++++ Data provided

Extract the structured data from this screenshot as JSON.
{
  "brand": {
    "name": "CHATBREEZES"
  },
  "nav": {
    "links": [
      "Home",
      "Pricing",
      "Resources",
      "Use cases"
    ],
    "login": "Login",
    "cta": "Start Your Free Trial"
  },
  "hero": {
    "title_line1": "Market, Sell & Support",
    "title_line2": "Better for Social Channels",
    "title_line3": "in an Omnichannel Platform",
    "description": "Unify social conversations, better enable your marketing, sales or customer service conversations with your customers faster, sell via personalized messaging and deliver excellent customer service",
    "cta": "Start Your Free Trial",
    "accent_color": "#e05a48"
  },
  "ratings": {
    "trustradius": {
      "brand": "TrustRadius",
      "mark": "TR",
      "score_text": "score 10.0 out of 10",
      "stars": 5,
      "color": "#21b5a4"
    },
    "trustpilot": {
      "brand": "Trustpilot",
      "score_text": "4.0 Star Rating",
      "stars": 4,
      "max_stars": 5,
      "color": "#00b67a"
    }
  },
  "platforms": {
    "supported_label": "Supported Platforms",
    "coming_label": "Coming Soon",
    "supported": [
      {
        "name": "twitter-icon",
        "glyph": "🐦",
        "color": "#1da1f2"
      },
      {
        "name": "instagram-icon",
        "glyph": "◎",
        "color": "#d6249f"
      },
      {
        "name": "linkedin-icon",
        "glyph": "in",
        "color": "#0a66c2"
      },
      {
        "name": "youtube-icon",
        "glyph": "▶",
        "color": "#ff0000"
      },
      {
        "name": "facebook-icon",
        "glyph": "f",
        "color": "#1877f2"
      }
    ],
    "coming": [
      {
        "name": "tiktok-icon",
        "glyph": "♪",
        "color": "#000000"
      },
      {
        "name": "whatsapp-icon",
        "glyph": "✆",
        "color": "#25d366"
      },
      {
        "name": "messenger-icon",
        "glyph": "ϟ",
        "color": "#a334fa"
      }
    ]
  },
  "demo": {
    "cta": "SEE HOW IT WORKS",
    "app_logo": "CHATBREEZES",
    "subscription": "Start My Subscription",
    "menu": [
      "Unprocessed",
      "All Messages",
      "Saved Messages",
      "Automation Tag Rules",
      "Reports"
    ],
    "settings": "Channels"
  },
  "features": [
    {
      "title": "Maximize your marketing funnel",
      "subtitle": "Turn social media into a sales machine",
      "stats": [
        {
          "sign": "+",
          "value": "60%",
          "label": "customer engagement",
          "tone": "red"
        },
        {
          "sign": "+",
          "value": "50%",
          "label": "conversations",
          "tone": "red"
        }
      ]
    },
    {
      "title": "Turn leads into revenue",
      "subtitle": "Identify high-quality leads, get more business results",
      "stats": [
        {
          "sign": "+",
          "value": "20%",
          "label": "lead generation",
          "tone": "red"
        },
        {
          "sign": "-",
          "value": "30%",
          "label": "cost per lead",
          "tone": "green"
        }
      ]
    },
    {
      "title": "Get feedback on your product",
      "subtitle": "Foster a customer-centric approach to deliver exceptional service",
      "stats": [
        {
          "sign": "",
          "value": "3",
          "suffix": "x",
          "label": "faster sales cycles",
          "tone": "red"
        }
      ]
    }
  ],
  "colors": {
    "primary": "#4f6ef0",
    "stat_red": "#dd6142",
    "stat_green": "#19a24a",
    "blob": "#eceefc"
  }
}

++++++++

▶ [Exercise details]: All of the lines above must be returned exactly.

▶ [Output of the task]:
Extract the structured data from this screenshot as JSON.
{
  "brand": {
    "name": "CHATBREEZES"
  },
  "nav": {
    "links": [
      "Home",
      "Pricing",
      "Resources",
      "Use cases"
    ],
    "login": "Login",
    "cta": "Start Your Free Trial"
  },
  "hero": {
    "title_line1": "Market, Sell & Support",
    "title_line2": "Better for Social Channels",
    "title_line3": "in an Omnichannel Platform",
    "description": "Unify social conversations, better enable your marketing, sales or customer service conversations with your customers faster, sell via personalized messaging and deliver excellent customer service",
    "cta": "Start Your Free Trial",
    "accent_color": "#e05a48"
  },
  "ratings": {
    "trustradius": {
      "brand": "TrustRadius",
      "mark": "TR",
      "score_text": "score 10.0 out of 10",
      "stars": 5,
      "color": "#21b5a4"
    },
    "trustpilot": {
      "brand": "Trustpilot",
      "score_text": "4.0 Star Rating",
      "stars": 4,
      "max_stars": 5,
      "color": "#00b67a"
    }
  },
  "platforms": {
    "supported_label": "Supported Platforms",
    "coming_label": "Coming Soon",
    "supported": [
      {
        "name": "twitter-icon",
        "glyph": "🐦",
        "color": "#1da1f2"
      },
      {
        "name": "instagram-icon",
        "glyph": "◎",
        "color": "#d6249f"
      },
      {
        "name": "linkedin-icon",
        "glyph": "in",
        "color": "#0a66c2"
      },
      {
        "name": "youtube-icon",
        "glyph": "▶",
        "color": "#ff0000"
      },
      {
        "name": "facebook-icon",
        "glyph": "f",
        "color": "#1877f2"
      }
    ],
    "coming": [
      {
        "name": "tiktok-icon",
        "glyph": "♪",
        "color": "#000000"
      },
      {
        "name": "whatsapp-icon",
        "glyph": "✆",
        "color": "#25d366"
      },
      {
        "name": "messenger-icon",
        "glyph": "ϟ",
        "color": "#a334fa"
      }
    ]
  },
  "demo": {
    "cta": "SEE HOW IT WORKS",
    "app_logo": "CHATBREEZES",
    "subscription": "Start My Subscription",
    "menu": [
      "Unprocessed",
      "All Messages",
      "Saved Messages",
      "Automation Tag Rules",
      "Reports"
    ],
    "settings": "Channels"
  },
  "features": [
    {
      "title": "Maximize your marketing funnel",
      "subtitle": "Turn social media into a sales machine",
      "stats": [
        {
          "sign": "+",
          "value": "60%",
          "label": "customer engagement",
          "tone": "red"
        },
        {
          "sign": "+",
          "value": "50%",
          "label": "conversations",
          "tone": "red"
        }
      ]
    },
    {
      "title": "Turn leads into revenue",
      "subtitle": "Identify high-quality leads, get more business results",
      "stats": [
        {
          "sign": "+",
          "value": "20%",
          "label": "lead generation",
          "tone": "red"
        },
        {
          "sign": "-",
          "value": "30%",
          "label": "cost per lead",
          "tone": "green"
        }
      ]
    },
    {
      "title": "Get feedback on your product",
      "subtitle": "Foster a customer-centric approach to deliver exceptional service",
      "stats": [
        {
          "sign": "",
          "value": "3",
          "suffix": "x",
          "label": "faster sales cycles",
          "tone": "red"
        }
      ]
    }
  ],
  "colors": {
    "primary": "#4f6ef0",
    "stat_red": "#dd6142",
    "stat_green": "#19a24a",
    "blob": "#eceefc"
  }
}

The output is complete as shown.